TO DO = Print out each entry below exactly, please.

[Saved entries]
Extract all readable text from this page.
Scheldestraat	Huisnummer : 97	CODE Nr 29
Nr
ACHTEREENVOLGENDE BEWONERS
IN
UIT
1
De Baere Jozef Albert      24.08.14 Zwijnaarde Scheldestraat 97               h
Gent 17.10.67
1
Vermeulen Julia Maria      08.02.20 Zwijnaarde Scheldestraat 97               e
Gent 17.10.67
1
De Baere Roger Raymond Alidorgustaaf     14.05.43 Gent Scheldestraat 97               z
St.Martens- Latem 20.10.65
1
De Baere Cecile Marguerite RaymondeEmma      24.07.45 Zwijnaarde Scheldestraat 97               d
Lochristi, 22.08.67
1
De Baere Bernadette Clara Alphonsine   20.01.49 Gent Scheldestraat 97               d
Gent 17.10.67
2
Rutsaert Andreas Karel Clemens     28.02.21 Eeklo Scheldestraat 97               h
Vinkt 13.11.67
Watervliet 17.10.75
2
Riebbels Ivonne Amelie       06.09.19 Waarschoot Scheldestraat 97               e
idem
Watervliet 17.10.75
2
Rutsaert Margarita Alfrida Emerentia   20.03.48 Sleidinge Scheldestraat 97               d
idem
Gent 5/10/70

COMPLETE RESPONSE =
Extract all readable text from this page.
Scheldestraat	Huisnummer : 97	CODE Nr 29
Nr
ACHTEREENVOLGENDE BEWONERS
IN
UIT
1
De Baere Jozef Albert      24.08.14 Zwijnaarde Scheldestraat 97               h
Gent 17.10.67
1
Vermeulen Julia Maria      08.02.20 Zwijnaarde Scheldestraat 97               e
Gent 17.10.67
1
De Baere Roger Raymond Alidorgustaaf     14.05.43 Gent Scheldestraat 97               z
St.Martens- Latem 20.10.65
1
De Baere Cecile Marguerite RaymondeEmma      24.07.45 Zwijnaarde Scheldestraat 97               d
Lochristi, 22.08.67
1
De Baere Bernadette Clara Alphonsine   20.01.49 Gent Scheldestraat 97               d
Gent 17.10.67
2
Rutsaert Andreas Karel Clemens     28.02.21 Eeklo Scheldestraat 97               h
Vinkt 13.11.67
Watervliet 17.10.75
2
Riebbels Ivonne Amelie       06.09.19 Waarschoot Scheldestraat 97               e
idem
Watervliet 17.10.75
2
Rutsaert Margarita Alfrida Emerentia   20.03.48 Sleidinge Scheldestraat 97               d
idem
Gent 5/10/70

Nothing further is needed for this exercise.